**Excerto do documento:**
..........

A partir destas palavras de Pedro, podemos intuir quão extraordinária deve ter sido a sua experiência ao ver Jesus transfigurado com as vestes «resplandecentes, de tal brancura que nenhum lavadeiro sobre a terra as poderia assim branquear», como o evangelista Marcos a descreve na sua maneira original, para sublinhar a cor branca divina, não-terrestre. Porém, importa precisar que, segundo o relato, o que Pedro e os outros discípulos experimentaram no monte não foi apenas uma forte experiência visual, mas de todos os sentidos, particularmente do ouvido, ao escutarem Moisés e Elias conversarem com Jesus. Esta experiência “integral” de todo o ser leva Pedro a interpelar Jesus: «Mestre, como é bom estarmos aqui!»; isto faz-nos também agora sonhar com um momento tão paradisíaco na vida.

A este respeito, é preciso recordar novamente que a bela experiência com o Senhor glorioso é-nos oferecida em cada Santa Missa, na qual imergimos na escuta da Palavra, e na comunhão eucarística com Cristo que Se une sacramentalmente aos Seus discípulos. Estes são momentos preciosos que Cristo dá aos Seus fiéis no caminho da missão, como uma espécie de transfiguração sacramental semanal/quotidiana de Cristo para nós, para que possamos saborear um pouco da nossa própria transfiguração com Ele e n’Ele. A este respeito, eis o convite inspirado do autor sagrado: «Os que O contemplaram ficaram radiantes, e os seus rostos não ficarão desiludidos»; e ainda: «Saboreai e vede como o Senhor é bom» (Sal 34, 6. 9). De facto, «o que os três discípulos escolhidos ouvem e contemplam na Transfiguração converge agora precisamente com o evento litúrgico em que os fiéis recebem o Corpo e o Sangue do Senhor. (...) Enquanto estão na Terra, os discípulos vêem a glória divina brilhar no corpo de Jesus. Enquanto estão aqui, os fiéis recebem o Seu Corpo e Sangue e ouvem a voz do Pai que lhes diz na intimidade do seu coração: “Este é o Meu Filho, o Meu Eleito: escutai-O”» (Directório Homilético, n. 68).

..........

**Material fornecido:**
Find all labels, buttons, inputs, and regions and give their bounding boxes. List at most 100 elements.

..........

**Instruções:**
Pode reescrever o excerto sobre a Transfiguração começando em "A partir destas" e terminando em "paradisíaco na vida.", com o nome "Pedro" trocado por "Simão Pedro"?

**Resolução:**
A partir destas palavras de Simão Pedro, podemos intuir quão extraordinária deve ter sido a sua experiência ao ver Jesus transfigurado com as vestes «resplandecentes, de tal brancura que nenhum lavadeiro sobre a terra as poderia assim branquear», como o evangelista Marcos a descreve na sua maneira original, para sublinhar a cor branca divina, não-terrestre. Porém, importa precisar que, segundo o relato, o que Simão Pedro e os outros discípulos experimentaram no monte não foi apenas uma forte experiência visual, mas de todos os sentidos, particularmente do ouvido, ao escutarem Moisés e Elias conversarem com Jesus. Esta experiência “integral” de todo o ser leva Simão Pedro a interpelar Jesus: «Mestre, como é bom estarmos aqui!»; isto faz-nos também agora sonhar com um momento tão paradisíaco na vida.